SHORT PROBLEM: Count up the lines in the following listing that hold the word "this", then give only that count.

DATA SUPPLIED:
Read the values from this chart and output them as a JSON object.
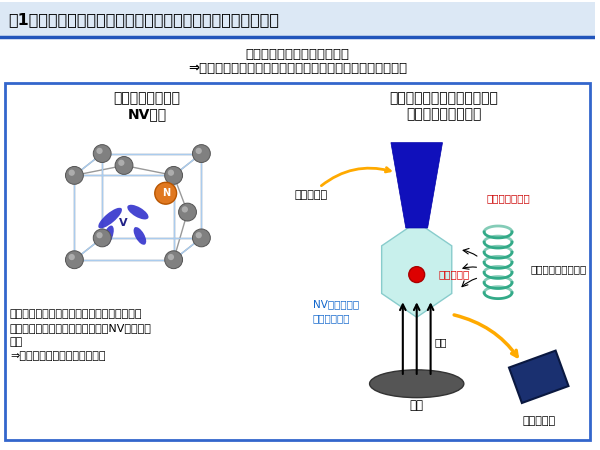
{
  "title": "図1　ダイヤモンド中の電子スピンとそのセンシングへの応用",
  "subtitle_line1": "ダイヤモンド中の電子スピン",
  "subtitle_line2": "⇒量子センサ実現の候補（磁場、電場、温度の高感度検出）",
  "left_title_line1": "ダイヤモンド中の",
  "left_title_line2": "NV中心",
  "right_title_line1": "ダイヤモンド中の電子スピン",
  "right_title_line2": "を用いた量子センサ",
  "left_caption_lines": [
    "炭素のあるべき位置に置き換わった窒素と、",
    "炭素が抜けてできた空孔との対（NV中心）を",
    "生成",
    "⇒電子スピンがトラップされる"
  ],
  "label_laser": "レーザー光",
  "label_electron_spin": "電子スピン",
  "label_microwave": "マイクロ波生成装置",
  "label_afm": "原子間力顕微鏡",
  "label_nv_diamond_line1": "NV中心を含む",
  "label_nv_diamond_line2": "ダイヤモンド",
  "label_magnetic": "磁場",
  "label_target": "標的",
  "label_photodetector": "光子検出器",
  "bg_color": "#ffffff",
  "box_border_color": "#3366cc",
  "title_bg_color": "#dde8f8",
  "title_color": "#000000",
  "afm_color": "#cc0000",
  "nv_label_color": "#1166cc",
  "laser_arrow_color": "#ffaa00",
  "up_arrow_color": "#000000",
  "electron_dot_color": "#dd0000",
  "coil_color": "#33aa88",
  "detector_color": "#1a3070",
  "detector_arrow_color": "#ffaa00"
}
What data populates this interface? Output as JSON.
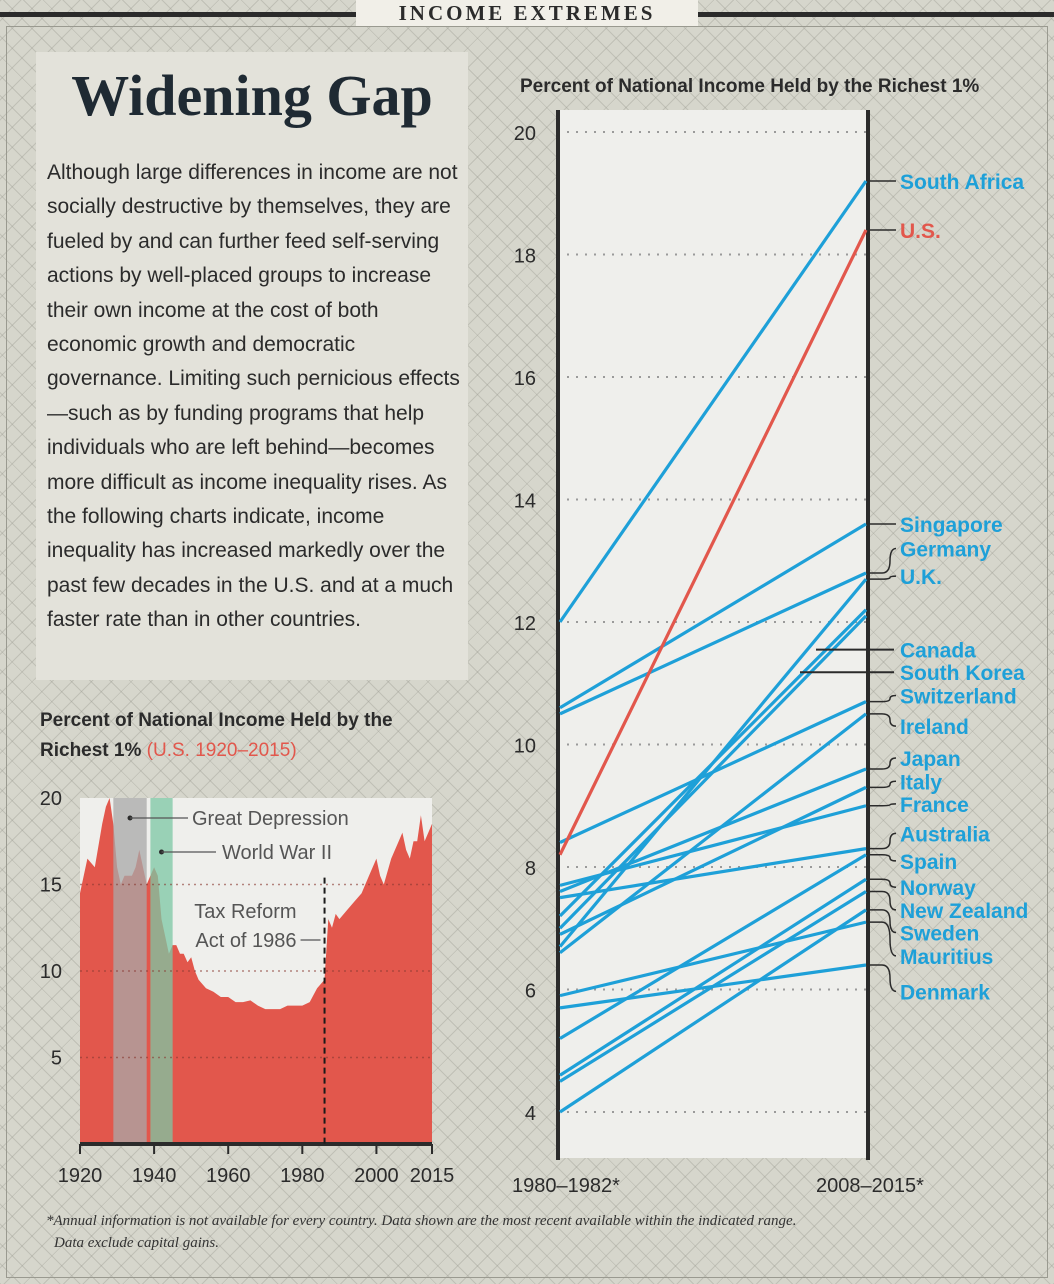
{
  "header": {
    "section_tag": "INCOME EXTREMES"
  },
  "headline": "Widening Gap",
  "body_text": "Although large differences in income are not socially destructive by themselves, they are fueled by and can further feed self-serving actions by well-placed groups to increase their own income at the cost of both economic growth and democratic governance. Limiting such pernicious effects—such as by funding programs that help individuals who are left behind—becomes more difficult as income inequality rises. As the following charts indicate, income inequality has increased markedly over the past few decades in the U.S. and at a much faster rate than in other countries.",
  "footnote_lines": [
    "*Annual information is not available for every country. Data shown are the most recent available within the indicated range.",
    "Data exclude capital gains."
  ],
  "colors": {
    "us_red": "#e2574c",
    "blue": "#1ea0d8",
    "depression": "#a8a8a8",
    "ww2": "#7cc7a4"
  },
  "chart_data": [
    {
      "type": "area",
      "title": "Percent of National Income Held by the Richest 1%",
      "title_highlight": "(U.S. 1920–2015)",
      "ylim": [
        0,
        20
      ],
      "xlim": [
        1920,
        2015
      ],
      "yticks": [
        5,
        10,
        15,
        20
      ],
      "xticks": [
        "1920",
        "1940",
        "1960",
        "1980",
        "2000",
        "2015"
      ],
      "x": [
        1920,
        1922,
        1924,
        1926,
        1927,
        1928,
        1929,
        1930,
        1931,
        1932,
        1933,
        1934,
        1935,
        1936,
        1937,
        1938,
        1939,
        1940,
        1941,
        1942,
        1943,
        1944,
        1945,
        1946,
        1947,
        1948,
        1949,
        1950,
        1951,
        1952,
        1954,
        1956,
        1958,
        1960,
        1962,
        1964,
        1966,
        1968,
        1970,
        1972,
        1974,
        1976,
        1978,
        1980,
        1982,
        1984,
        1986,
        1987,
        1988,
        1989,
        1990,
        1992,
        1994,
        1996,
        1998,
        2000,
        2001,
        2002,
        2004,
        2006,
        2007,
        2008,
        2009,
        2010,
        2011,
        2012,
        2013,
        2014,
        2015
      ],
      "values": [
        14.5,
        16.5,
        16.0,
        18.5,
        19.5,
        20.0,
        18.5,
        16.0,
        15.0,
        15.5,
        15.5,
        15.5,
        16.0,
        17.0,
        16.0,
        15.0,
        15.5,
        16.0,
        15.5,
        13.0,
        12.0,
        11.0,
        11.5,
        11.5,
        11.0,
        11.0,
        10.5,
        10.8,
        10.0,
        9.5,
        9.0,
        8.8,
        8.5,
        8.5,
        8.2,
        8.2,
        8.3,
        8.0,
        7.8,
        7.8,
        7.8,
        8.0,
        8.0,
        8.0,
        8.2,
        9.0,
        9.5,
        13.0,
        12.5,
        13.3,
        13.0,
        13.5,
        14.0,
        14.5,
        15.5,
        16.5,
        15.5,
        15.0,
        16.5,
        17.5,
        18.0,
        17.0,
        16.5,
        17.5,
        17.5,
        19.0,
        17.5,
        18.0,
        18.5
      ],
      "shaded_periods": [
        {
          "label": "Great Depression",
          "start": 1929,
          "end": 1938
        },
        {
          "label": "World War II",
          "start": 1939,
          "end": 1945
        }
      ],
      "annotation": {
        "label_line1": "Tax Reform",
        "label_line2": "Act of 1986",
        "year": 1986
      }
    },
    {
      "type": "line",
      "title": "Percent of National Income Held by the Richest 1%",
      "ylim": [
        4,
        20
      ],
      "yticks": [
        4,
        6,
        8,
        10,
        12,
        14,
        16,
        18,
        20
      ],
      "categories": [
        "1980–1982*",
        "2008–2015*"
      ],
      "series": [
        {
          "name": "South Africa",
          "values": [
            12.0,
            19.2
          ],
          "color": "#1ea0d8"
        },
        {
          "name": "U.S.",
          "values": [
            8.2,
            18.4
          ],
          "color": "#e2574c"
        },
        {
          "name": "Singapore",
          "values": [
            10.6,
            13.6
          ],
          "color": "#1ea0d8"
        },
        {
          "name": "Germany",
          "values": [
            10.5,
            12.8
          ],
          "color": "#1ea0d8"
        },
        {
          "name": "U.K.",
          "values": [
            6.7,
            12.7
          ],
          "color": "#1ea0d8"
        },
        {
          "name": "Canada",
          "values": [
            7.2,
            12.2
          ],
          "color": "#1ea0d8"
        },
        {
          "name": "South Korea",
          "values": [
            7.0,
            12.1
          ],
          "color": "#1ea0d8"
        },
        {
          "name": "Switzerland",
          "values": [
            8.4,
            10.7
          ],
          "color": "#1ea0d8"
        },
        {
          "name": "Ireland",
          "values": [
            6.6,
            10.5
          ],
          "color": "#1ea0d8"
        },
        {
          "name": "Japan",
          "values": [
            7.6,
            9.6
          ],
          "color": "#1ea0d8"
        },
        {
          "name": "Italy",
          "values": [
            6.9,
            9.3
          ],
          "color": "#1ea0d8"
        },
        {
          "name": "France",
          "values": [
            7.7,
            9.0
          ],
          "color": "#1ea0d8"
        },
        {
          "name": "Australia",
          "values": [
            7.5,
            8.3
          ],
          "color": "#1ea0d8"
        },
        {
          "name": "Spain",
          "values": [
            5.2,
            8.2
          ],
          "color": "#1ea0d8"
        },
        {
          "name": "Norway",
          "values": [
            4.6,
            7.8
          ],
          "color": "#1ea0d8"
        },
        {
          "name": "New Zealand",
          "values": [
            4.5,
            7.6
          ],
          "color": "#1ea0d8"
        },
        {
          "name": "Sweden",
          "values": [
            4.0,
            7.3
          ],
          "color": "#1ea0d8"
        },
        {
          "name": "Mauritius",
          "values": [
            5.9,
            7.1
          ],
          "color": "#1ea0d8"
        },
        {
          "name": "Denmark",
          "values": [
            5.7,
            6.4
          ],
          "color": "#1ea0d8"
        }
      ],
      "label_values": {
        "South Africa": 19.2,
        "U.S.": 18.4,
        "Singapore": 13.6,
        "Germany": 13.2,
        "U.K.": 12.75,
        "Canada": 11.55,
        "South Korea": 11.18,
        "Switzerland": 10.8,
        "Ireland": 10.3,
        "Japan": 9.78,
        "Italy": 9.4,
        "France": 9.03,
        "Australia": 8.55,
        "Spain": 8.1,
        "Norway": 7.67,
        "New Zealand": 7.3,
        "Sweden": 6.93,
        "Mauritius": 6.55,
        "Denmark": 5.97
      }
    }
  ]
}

SOLVED EXERCISE: 2